__YOUR GOAL__. Gather every line that includes the word "Windows", please.

__EXERCISE MATERIALS__.
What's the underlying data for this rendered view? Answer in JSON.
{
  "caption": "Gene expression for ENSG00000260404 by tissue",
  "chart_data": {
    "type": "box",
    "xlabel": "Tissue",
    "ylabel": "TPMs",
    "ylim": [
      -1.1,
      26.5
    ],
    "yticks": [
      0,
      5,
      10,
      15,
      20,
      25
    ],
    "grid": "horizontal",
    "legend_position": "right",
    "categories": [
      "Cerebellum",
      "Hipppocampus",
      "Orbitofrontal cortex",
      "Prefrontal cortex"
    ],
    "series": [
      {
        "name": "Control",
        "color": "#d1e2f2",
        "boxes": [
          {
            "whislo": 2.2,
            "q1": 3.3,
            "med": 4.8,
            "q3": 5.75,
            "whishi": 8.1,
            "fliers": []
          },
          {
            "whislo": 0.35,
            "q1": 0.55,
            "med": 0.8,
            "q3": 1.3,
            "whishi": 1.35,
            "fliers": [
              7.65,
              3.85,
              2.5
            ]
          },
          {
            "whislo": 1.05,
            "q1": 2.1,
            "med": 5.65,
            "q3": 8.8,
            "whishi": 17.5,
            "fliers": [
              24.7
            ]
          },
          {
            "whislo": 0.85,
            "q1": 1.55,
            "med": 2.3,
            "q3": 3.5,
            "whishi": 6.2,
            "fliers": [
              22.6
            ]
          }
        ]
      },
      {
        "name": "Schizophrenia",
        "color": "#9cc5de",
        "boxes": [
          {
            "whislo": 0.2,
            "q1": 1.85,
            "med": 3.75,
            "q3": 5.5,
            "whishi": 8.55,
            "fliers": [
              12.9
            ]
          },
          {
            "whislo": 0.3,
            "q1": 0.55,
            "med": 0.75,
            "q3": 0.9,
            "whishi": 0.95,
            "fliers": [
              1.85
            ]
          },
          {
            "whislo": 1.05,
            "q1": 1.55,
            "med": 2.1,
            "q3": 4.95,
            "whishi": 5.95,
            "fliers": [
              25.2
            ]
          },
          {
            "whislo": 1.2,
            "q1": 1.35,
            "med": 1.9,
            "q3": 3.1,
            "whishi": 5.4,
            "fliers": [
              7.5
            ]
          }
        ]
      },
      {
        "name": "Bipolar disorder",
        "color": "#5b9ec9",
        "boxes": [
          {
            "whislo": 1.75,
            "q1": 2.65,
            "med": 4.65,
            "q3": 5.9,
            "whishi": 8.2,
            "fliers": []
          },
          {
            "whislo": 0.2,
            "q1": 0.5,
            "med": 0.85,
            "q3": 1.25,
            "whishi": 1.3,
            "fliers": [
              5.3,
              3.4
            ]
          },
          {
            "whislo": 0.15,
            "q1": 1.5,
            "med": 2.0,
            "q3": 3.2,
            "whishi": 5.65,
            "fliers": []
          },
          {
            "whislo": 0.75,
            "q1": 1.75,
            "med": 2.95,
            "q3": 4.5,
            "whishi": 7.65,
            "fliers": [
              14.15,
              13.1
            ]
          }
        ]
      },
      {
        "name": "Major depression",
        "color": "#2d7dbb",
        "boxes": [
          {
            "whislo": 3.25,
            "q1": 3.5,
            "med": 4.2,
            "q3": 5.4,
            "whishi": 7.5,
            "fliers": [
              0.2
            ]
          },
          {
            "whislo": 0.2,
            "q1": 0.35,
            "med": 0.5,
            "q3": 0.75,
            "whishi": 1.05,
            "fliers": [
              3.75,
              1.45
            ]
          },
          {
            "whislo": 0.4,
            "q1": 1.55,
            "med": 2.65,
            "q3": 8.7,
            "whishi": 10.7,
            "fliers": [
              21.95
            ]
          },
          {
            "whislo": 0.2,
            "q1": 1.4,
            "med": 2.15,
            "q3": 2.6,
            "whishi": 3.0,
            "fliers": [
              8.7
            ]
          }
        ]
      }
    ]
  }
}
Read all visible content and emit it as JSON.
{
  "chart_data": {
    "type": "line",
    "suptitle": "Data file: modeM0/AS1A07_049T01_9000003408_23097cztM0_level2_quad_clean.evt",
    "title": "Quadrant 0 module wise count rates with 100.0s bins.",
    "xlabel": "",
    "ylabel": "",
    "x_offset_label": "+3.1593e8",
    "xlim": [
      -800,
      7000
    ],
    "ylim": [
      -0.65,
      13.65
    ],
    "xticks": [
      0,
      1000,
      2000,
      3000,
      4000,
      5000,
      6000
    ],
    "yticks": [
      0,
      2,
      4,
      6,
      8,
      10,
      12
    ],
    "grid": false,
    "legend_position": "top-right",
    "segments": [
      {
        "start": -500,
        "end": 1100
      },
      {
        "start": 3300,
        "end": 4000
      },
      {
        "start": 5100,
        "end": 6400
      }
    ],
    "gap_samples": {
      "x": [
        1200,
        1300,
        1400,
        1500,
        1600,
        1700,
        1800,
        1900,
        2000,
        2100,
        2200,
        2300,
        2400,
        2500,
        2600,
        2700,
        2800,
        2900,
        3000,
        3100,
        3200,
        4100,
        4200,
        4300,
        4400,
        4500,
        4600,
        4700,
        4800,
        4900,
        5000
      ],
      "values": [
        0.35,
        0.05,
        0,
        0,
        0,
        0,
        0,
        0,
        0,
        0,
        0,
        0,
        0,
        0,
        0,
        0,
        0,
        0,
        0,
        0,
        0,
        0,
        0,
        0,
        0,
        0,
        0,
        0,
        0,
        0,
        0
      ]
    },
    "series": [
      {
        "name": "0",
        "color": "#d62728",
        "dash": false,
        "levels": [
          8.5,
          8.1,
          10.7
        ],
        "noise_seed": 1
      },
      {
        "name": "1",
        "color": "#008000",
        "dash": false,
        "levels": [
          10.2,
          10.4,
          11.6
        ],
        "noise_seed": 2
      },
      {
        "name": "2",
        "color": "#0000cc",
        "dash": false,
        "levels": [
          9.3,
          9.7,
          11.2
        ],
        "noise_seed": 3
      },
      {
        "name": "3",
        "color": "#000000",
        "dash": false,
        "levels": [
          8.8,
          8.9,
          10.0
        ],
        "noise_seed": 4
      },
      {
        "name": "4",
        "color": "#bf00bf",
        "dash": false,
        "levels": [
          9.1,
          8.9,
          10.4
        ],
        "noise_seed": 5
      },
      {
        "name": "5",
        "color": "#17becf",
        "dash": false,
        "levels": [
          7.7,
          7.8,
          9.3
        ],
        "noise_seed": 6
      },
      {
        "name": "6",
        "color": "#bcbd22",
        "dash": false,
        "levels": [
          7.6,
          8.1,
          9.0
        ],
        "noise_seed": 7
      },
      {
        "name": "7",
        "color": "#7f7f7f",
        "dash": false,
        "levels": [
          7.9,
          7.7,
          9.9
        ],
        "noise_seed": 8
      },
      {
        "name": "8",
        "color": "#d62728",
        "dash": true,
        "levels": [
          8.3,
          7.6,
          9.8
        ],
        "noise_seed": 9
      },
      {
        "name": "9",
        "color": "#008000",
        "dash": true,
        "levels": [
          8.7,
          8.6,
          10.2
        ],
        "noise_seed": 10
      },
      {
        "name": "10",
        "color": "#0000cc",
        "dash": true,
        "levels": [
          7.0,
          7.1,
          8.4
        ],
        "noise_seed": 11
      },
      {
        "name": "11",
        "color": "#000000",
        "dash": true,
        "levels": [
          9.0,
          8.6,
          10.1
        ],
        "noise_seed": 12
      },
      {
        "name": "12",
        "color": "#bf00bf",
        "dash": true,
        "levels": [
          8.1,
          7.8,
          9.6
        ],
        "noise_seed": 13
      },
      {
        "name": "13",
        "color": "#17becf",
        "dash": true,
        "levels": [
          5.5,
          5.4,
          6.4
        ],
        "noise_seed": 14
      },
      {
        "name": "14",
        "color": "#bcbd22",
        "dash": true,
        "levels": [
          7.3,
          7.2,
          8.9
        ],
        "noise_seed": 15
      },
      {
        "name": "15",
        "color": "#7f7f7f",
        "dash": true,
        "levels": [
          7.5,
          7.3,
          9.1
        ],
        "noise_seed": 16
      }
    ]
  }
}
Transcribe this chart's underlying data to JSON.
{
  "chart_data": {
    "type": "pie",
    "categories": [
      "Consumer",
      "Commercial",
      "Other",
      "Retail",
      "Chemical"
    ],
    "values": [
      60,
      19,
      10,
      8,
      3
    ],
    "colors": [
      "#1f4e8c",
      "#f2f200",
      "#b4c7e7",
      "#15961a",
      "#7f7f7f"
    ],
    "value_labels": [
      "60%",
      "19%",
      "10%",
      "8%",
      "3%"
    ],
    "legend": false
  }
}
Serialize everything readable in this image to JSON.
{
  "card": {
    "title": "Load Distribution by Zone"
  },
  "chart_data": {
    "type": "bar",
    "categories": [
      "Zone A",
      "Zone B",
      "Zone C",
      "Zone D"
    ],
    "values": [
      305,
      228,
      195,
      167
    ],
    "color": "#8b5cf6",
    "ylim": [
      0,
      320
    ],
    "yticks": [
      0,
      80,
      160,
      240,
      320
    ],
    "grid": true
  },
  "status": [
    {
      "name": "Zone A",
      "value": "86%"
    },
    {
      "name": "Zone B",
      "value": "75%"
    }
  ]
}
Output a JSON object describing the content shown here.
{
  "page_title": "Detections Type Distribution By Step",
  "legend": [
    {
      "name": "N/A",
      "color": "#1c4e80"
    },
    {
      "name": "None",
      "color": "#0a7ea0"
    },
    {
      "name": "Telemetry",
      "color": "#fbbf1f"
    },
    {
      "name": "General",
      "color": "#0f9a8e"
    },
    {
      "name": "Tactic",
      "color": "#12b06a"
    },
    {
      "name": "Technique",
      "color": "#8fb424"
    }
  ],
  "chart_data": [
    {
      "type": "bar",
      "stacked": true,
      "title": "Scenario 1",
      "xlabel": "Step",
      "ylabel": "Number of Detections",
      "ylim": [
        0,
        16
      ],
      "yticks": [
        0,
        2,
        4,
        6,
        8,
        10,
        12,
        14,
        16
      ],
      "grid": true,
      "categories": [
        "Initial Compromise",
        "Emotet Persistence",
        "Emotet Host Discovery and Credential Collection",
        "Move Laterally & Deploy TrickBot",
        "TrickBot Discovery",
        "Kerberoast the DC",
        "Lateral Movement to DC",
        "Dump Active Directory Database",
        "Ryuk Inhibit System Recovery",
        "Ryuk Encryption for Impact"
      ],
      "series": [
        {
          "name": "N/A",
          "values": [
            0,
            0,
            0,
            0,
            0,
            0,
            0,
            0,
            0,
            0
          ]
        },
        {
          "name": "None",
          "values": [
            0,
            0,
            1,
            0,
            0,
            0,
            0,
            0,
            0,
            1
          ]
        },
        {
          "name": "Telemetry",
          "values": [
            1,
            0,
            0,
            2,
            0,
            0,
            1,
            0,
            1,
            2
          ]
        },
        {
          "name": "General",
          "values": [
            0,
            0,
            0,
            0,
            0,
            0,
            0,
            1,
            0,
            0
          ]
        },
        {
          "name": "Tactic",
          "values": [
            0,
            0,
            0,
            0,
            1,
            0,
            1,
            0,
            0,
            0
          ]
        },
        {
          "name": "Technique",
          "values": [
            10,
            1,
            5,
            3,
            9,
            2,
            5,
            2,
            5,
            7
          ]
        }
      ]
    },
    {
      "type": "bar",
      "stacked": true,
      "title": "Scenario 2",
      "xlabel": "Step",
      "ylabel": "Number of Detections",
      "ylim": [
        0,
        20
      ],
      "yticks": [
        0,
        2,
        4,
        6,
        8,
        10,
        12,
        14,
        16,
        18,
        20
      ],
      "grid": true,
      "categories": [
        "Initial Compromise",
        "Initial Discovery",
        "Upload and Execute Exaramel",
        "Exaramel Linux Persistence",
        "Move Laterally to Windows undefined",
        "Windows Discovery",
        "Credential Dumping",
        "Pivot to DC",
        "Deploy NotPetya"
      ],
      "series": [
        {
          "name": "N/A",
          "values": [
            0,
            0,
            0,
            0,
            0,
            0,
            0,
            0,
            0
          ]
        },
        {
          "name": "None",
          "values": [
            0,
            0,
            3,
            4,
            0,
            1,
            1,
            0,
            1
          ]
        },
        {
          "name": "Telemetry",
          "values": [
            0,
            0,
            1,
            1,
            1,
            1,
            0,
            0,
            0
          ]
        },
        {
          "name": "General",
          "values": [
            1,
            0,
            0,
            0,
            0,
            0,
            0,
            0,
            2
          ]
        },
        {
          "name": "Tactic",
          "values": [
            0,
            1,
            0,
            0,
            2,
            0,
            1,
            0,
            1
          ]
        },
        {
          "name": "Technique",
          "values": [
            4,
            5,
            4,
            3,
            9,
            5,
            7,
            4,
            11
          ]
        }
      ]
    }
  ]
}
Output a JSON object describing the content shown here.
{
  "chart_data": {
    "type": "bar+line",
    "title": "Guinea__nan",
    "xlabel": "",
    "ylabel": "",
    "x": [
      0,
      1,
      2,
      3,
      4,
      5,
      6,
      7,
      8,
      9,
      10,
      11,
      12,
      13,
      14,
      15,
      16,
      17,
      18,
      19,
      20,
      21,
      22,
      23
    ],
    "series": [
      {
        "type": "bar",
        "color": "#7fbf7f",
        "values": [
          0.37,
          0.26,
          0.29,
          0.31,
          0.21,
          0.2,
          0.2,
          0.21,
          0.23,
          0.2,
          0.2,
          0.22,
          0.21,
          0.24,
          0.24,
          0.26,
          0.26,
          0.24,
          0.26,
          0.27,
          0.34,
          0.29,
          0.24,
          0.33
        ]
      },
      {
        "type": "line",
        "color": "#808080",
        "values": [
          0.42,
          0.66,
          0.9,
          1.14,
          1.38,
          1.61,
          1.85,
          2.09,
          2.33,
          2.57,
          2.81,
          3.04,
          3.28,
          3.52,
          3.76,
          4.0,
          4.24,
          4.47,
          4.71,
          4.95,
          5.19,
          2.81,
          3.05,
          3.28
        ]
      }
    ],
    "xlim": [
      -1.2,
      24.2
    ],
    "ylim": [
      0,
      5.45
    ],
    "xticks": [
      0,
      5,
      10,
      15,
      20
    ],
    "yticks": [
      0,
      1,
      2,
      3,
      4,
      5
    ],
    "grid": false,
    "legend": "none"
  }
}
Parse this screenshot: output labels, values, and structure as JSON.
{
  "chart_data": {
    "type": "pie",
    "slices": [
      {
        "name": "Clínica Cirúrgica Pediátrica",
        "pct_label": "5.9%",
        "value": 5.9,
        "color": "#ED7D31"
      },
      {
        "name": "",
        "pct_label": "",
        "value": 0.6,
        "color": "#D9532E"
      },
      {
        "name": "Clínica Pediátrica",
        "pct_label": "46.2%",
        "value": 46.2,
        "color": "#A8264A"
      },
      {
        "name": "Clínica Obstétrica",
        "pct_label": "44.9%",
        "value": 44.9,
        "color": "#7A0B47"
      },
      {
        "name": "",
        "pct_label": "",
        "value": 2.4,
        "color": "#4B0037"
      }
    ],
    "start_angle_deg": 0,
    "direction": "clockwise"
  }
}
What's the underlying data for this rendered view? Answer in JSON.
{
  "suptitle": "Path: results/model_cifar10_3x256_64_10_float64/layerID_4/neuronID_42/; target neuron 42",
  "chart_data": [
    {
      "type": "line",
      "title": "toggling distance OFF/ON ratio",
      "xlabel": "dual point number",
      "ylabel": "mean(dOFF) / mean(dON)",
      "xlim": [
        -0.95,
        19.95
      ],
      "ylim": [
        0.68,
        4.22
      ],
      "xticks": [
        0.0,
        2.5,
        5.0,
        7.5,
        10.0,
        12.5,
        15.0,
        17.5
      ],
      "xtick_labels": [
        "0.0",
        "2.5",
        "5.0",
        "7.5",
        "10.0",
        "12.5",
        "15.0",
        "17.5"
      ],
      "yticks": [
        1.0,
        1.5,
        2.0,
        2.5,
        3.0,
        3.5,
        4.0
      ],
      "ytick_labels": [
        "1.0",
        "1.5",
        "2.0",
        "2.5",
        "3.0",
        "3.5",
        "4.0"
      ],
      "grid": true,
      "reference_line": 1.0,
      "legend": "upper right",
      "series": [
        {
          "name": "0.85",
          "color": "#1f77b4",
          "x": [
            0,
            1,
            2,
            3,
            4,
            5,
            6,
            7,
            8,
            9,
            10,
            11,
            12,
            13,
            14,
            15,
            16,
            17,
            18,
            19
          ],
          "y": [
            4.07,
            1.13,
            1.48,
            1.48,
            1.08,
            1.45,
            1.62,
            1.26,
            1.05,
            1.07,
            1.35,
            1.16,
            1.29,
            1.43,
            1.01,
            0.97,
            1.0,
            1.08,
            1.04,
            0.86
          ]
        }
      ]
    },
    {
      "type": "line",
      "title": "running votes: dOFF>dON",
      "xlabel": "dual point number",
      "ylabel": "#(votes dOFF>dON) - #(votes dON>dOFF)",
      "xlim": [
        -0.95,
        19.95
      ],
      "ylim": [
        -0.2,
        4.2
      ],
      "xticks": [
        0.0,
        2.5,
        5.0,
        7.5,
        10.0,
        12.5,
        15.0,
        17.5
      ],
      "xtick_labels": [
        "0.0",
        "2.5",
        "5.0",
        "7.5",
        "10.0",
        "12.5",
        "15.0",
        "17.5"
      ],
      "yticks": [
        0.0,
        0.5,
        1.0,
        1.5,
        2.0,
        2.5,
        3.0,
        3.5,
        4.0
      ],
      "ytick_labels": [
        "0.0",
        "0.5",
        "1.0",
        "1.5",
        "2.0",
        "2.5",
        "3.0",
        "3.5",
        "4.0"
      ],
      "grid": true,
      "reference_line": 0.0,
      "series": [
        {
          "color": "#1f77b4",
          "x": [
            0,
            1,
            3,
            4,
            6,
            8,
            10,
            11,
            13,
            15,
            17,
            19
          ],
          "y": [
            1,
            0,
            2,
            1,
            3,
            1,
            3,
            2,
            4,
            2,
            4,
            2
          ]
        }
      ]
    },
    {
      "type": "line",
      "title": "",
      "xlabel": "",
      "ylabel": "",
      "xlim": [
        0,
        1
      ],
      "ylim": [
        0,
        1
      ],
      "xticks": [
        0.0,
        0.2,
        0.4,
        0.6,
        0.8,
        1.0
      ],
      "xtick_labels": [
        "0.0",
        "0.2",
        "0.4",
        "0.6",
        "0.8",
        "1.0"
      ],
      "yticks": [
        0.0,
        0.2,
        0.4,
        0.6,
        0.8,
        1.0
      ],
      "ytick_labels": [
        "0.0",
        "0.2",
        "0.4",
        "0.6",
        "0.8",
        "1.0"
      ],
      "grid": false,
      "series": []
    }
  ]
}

__COMPLETED EXERCISE__.
        "Move Laterally to Windows undefined",
        "Windows Discovery",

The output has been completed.